* _Directive_:
Each record that follows should be repeated exactly, minus any images.

Dataset records:
::::

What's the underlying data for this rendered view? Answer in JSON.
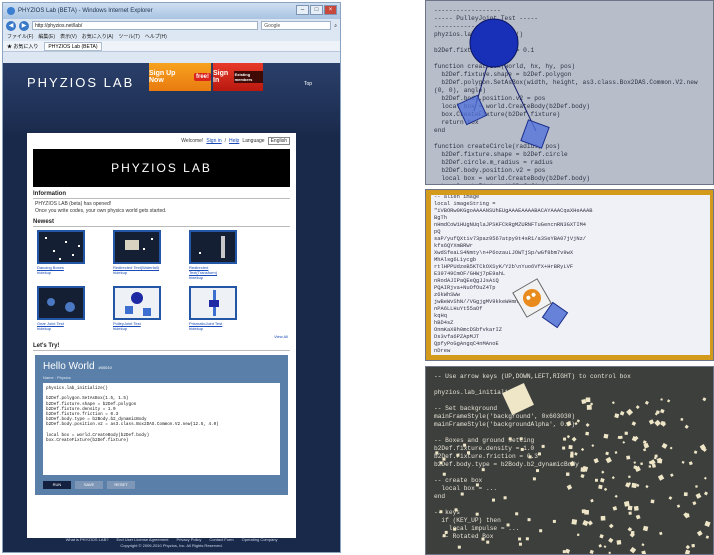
{
  "browser": {
    "title": "PHYZIOS Lab (BETA) - Windows Internet Explorer",
    "url": "http://phyzios.net/lab/",
    "search_placeholder": "Google",
    "menu": [
      "ファイル(F)",
      "編集(E)",
      "表示(V)",
      "お気に入り(A)",
      "ツール(T)",
      "ヘルプ(H)"
    ],
    "favorites_label": "お気に入り",
    "tab_title": "PHYZIOS Lab (BETA)",
    "window_buttons": [
      "–",
      "□",
      "×"
    ]
  },
  "site": {
    "logo": "PHYZIOS LAB",
    "signup": {
      "label": "Sign Up Now",
      "badge": "free!"
    },
    "signin": {
      "label": "Sign In",
      "badge": "Existing members"
    },
    "top_link": "Top",
    "welcome": {
      "text": "Welcome!",
      "signin": "Sign in",
      "sep": "/",
      "help": "Help",
      "language_label": "Language",
      "language_value": "English"
    },
    "hero": "PHYZIOS LAB",
    "information": {
      "title": "Information",
      "lines": [
        "PHYZIOS LAB (beta) has opened!",
        "Once you write codes, your own physics world gets started."
      ]
    },
    "newest": {
      "title": "Newest",
      "items": [
        {
          "title": "Dancing Boxes",
          "author": "hidekup"
        },
        {
          "title": "Redirected Text(Waterfall)",
          "author": "hidekup"
        },
        {
          "title": "Redirected Text(Transform)",
          "author": "hidekup"
        },
        {
          "title": "Gear Joint Test",
          "author": "hidekup"
        },
        {
          "title": "PulleyJoint Test",
          "author": "hidekup"
        },
        {
          "title": "PrismaticJoint Test",
          "author": "hidekup"
        }
      ],
      "view_all": "View All"
    },
    "try": {
      "title": "Let's Try!",
      "hello": "Hello World",
      "hello_id": "#00010",
      "name_label": "Name",
      "name_value": "Physics",
      "code": "physics.lab_initialize()\n\nb2Def.polygon.SetAsBox(1.5, 1.5)\nb2Def.fixture.shape = b2Def.polygon\nb2Def.fixture.density = 1.0\nb2Def.fixture.friction = 0.3\nb2Def.body.type = b2Body.b2_dynamicBody\nb2Def.body.position.v2 = as3.class.Box2DAS.Common.V2.new(12.5, 4.0)\n\nlocal box = world.CreateBody(b2Def.body)\nbox.CreateFixture(b2Def.fixture)",
      "buttons": [
        "RUN",
        "SAVE",
        "RESET"
      ]
    },
    "footer": {
      "links": [
        "What is PHYZIOS LAB?",
        "End User License Agreement",
        "Privacy Policy",
        "Contact Form",
        "Operating Company"
      ],
      "copyright": "Copyright © 2009-2010 Phyzios, Inc. All Rights Reserved."
    }
  },
  "panels": {
    "pulley": {
      "code": "------------------\n----- PulleyJoint Test -----\n------------------\nphyzios.lab_initialize()\n\nb2Def.fixture.density = 0.1\n\nfunction createBox(world, hx, hy, pos)\n  b2Def.fixture.shape = b2Def.polygon\n  b2Def.polygon.SetAsBox(width, height, as3.class.Box2DAS.Common.V2.new\n(0, 0), angle)\n  b2Def.body.position.v2 = pos\n  local box = world.CreateBody(b2Def.body)\n  box.CreateFixture(b2Def.fixture)\n  return box\nend\n\nfunction createCircle(radius, pos)\n  b2Def.fixture.shape = b2Def.circle\n  b2Def.circle.m_radius = radius\n  b2Def.body.position.v2 = pos\n  local box = world.CreateBody(b2Def.body)\n  box.CreateFixture(b2Def.fixture)"
    },
    "alien": {
      "code": "-- alien image\nlocal imageString =\n\"iVBORw0KGgoAAAANSUhEUgAAAEAAAABACAYAAACqaXHeAAAB\nBgTh\nnHmdCoW1HUgNUqlaJPSKFCkRgMZURNFTuGencnRN3GXTIM4\npQ\nsaP/yufQXtiv73paz9567atpy9t4sR1/a3SeYBA07jVjNz/\nkfs6QYXmBRWr\nXwdSfeaLS4Nmty\\n+P6ozauLJOWTjSp/wGf8bm7v9wX\nMhAlsg6L1ycgb\nrtlHPPUdzeB5KTCkOXSyK/Y2b\\nYuo6VfX+HrBRyLVF\nE39749CmOF/GHWj7pE9ahL\nnRodAJIPaQEeQgJJsAiQ\nPQAIRjva+NuOfOuZ4Tp\nz6kWhSWw\njwBeWvShN//VGgjgMV9kkeWHmnGepZ\nnPA6LLHuYt55aOf\nkqHq\nhBD4sZ\nOnmKaX8h0mcDSbfvkarIZ\nDs3vfa6PZApMJT\nQpfyPoGgAngqC4nMAnoE\nnDrew",
      "hud": "FPS 30"
    },
    "keys": {
      "code": "-- Use arrow keys (UP,DOWN,LEFT,RIGHT) to control box\n\nphyzios.lab_initialize()\n\n-- Set background\nmainFrameStyle('background', 0x603030)\nmainFrameStyle('backgroundAlpha', 0.7)\n\n-- Boxes and ground setting\nb2Def.fixture.density = 1.0\nb2Def.fixture.friction = 0.3\nb2Def.body.type = b2Body.b2_dynamicBody\n\n-- create box\n  local box = ...\nend\n\n-- keys\n  if (KEY_UP) then\n    local impulse = ...\n  -- Rotated Box"
    }
  },
  "colors": {
    "site_bg": "#19294a",
    "accent_orange": "#f08a15",
    "accent_red": "#d32519",
    "link": "#1a4bb8"
  }
}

::::

* _Task answer_:
What's the underlying data for this rendered view? Answer in JSON.
{
  "browser": {
    "title": "PHYZIOS Lab (BETA) - Windows Internet Explorer",
    "url": "http://phyzios.net/lab/",
    "search_placeholder": "Google",
    "menu": [
      "ファイル(F)",
      "編集(E)",
      "表示(V)",
      "お気に入り(A)",
      "ツール(T)",
      "ヘルプ(H)"
    ],
    "favorites_label": "お気に入り",
    "tab_title": "PHYZIOS Lab (BETA)",
    "window_buttons": [
      "–",
      "□",
      "×"
    ]
  },
  "site": {
    "logo": "PHYZIOS LAB",
    "signup": {
      "label": "Sign Up Now",
      "badge": "free!"
    },
    "signin": {
      "label": "Sign In",
      "badge": "Existing members"
    },
    "top_link": "Top",
    "welcome": {
      "text": "Welcome!",
      "signin": "Sign in",
      "sep": "/",
      "help": "Help",
      "language_label": "Language",
      "language_value": "English"
    },
    "hero": "PHYZIOS LAB",
    "information": {
      "title": "Information",
      "lines": [
        "PHYZIOS LAB (beta) has opened!",
        "Once you write codes, your own physics world gets started."
      ]
    },
    "newest": {
      "title": "Newest",
      "items": [
        {
          "title": "Dancing Boxes",
          "author": "hidekup"
        },
        {
          "title": "Redirected Text(Waterfall)",
          "author": "hidekup"
        },
        {
          "title": "Redirected Text(Transform)",
          "author": "hidekup"
        },
        {
          "title": "Gear Joint Test",
          "author": "hidekup"
        },
        {
          "title": "PulleyJoint Test",
          "author": "hidekup"
        },
        {
          "title": "PrismaticJoint Test",
          "author": "hidekup"
        }
      ],
      "view_all": "View All"
    },
    "try": {
      "title": "Let's Try!",
      "hello": "Hello World",
      "hello_id": "#00010",
      "name_label": "Name",
      "name_value": "Physics",
      "code": "physics.lab_initialize()\n\nb2Def.polygon.SetAsBox(1.5, 1.5)\nb2Def.fixture.shape = b2Def.polygon\nb2Def.fixture.density = 1.0\nb2Def.fixture.friction = 0.3\nb2Def.body.type = b2Body.b2_dynamicBody\nb2Def.body.position.v2 = as3.class.Box2DAS.Common.V2.new(12.5, 4.0)\n\nlocal box = world.CreateBody(b2Def.body)\nbox.CreateFixture(b2Def.fixture)",
      "buttons": [
        "RUN",
        "SAVE",
        "RESET"
      ]
    },
    "footer": {
      "links": [
        "What is PHYZIOS LAB?",
        "End User License Agreement",
        "Privacy Policy",
        "Contact Form",
        "Operating Company"
      ],
      "copyright": "Copyright © 2009-2010 Phyzios, Inc. All Rights Reserved."
    }
  },
  "panels": {
    "pulley": {
      "code": "------------------\n----- PulleyJoint Test -----\n------------------\nphyzios.lab_initialize()\n\nb2Def.fixture.density = 0.1\n\nfunction createBox(world, hx, hy, pos)\n  b2Def.fixture.shape = b2Def.polygon\n  b2Def.polygon.SetAsBox(width, height, as3.class.Box2DAS.Common.V2.new\n(0, 0), angle)\n  b2Def.body.position.v2 = pos\n  local box = world.CreateBody(b2Def.body)\n  box.CreateFixture(b2Def.fixture)\n  return box\nend\n\nfunction createCircle(radius, pos)\n  b2Def.fixture.shape = b2Def.circle\n  b2Def.circle.m_radius = radius\n  b2Def.body.position.v2 = pos\n  local box = world.CreateBody(b2Def.body)\n  box.CreateFixture(b2Def.fixture)"
    },
    "alien": {
      "code": "-- alien image\nlocal imageString =\n\"iVBORw0KGgoAAAANSUhEUgAAAEAAAABACAYAAACqaXHeAAAB\nBgTh\nnHmdCoW1HUgNUqlaJPSKFCkRgMZURNFTuGencnRN3GXTIM4\npQ\nsaP/yufQXtiv73paz9567atpy9t4sR1/a3SeYBA07jVjNz/\nkfs6QYXmBRWr\nXwdSfeaLS4Nmty\\n+P6ozauLJOWTjSp/wGf8bm7v9wX\nMhAlsg6L1ycgb\nrtlHPPUdzeB5KTCkOXSyK/Y2b\\nYuo6VfX+HrBRyLVF\nE39749CmOF/GHWj7pE9ahL\nnRodAJIPaQEeQgJJsAiQ\nPQAIRjva+NuOfOuZ4Tp\nz6kWhSWw\njwBeWvShN//VGgjgMV9kkeWHmnGepZ\nnPA6LLHuYt55aOf\nkqHq\nhBD4sZ\nOnmKaX8h0mcDSbfvkarIZ\nDs3vfa6PZApMJT\nQpfyPoGgAngqC4nMAnoE\nnDrew",
      "hud": "FPS 30"
    },
    "keys": {
      "code": "-- Use arrow keys (UP,DOWN,LEFT,RIGHT) to control box\n\nphyzios.lab_initialize()\n\n-- Set background\nmainFrameStyle('background', 0x603030)\nmainFrameStyle('backgroundAlpha', 0.7)\n\n-- Boxes and ground setting\nb2Def.fixture.density = 1.0\nb2Def.fixture.friction = 0.3\nb2Def.body.type = b2Body.b2_dynamicBody\n\n-- create box\n  local box = ...\nend\n\n-- keys\n  if (KEY_UP) then\n    local impulse = ...\n  -- Rotated Box"
    }
  },
  "colors": {
    "site_bg": "#19294a",
    "accent_orange": "#f08a15",
    "accent_red": "#d32519",
    "link": "#1a4bb8"
  }
}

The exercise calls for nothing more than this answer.